▶ **WHAT YOU NEED TO DO**:
Repeat, exactly and completely, the entries shown underneath.

++++++++++++++++++++

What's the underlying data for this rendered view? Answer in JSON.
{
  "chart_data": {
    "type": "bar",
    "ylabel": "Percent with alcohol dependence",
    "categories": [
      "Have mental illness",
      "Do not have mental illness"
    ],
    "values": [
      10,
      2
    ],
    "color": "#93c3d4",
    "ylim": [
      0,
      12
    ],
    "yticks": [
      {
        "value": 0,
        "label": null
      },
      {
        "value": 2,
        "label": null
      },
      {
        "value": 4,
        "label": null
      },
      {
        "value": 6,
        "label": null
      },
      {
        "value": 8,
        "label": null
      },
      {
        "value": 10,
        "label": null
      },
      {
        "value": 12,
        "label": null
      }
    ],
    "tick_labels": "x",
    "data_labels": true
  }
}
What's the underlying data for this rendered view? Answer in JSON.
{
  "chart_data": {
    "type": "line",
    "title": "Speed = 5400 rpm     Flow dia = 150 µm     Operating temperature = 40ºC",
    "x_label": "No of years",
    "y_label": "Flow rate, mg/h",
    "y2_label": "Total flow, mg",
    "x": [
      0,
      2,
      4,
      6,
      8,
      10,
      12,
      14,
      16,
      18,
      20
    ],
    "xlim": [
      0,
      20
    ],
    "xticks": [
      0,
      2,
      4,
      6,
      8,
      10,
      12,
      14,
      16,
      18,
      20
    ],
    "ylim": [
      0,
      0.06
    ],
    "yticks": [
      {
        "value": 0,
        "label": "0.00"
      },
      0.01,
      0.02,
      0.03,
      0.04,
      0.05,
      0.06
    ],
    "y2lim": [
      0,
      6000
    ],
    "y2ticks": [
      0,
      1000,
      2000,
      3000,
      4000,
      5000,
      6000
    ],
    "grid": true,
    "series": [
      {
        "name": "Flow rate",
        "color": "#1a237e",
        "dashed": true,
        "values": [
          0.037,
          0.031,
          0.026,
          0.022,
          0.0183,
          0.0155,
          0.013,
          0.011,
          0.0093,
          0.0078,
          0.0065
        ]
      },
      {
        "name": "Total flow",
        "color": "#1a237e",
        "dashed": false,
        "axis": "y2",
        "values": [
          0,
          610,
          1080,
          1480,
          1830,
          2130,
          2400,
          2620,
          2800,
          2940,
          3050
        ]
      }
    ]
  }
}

++++++++++++++++++++

▶ **ANSWER TO THIS TASK**:
What's the underlying data for this rendered view? Answer in JSON.
{
  "chart_data": {
    "type": "bar",
    "ylabel": "Percent with alcohol dependence",
    "categories": [
      "Have mental illness",
      "Do not have mental illness"
    ],
    "values": [
      10,
      2
    ],
    "color": "#93c3d4",
    "ylim": [
      0,
      12
    ],
    "yticks": [
      {
        "value": 0,
        "label": null
      },
      {
        "value": 2,
        "label": null
      },
      {
        "value": 4,
        "label": null
      },
      {
        "value": 6,
        "label": null
      },
      {
        "value": 8,
        "label": null
      },
      {
        "value": 10,
        "label": null
      },
      {
        "value": 12,
        "label": null
      }
    ],
    "tick_labels": "x",
    "data_labels": true
  }
}
What's the underlying data for this rendered view? Answer in JSON.
{
  "chart_data": {
    "type": "line",
    "title": "Speed = 5400 rpm     Flow dia = 150 µm     Operating temperature = 40ºC",
    "x_label": "No of years",
    "y_label": "Flow rate, mg/h",
    "y2_label": "Total flow, mg",
    "x": [
      0,
      2,
      4,
      6,
      8,
      10,
      12,
      14,
      16,
      18,
      20
    ],
    "xlim": [
      0,
      20
    ],
    "xticks": [
      0,
      2,
      4,
      6,
      8,
      10,
      12,
      14,
      16,
      18,
      20
    ],
    "ylim": [
      0,
      0.06
    ],
    "yticks": [
      {
        "value": 0,
        "label": "0.00"
      },
      0.01,
      0.02,
      0.03,
      0.04,
      0.05,
      0.06
    ],
    "y2lim": [
      0,
      6000
    ],
    "y2ticks": [
      0,
      1000,
      2000,
      3000,
      4000,
      5000,
      6000
    ],
    "grid": true,
    "series": [
      {
        "name": "Flow rate",
        "color": "#1a237e",
        "dashed": true,
        "values": [
          0.037,
          0.031,
          0.026,
          0.022,
          0.0183,
          0.0155,
          0.013,
          0.011,
          0.0093,
          0.0078,
          0.0065
        ]
      },
      {
        "name": "Total flow",
        "color": "#1a237e",
        "dashed": false,
        "axis": "y2",
        "values": [
          0,
          610,
          1080,
          1480,
          1830,
          2130,
          2400,
          2620,
          2800,
          2940,
          3050
        ]
      }
    ]
  }
}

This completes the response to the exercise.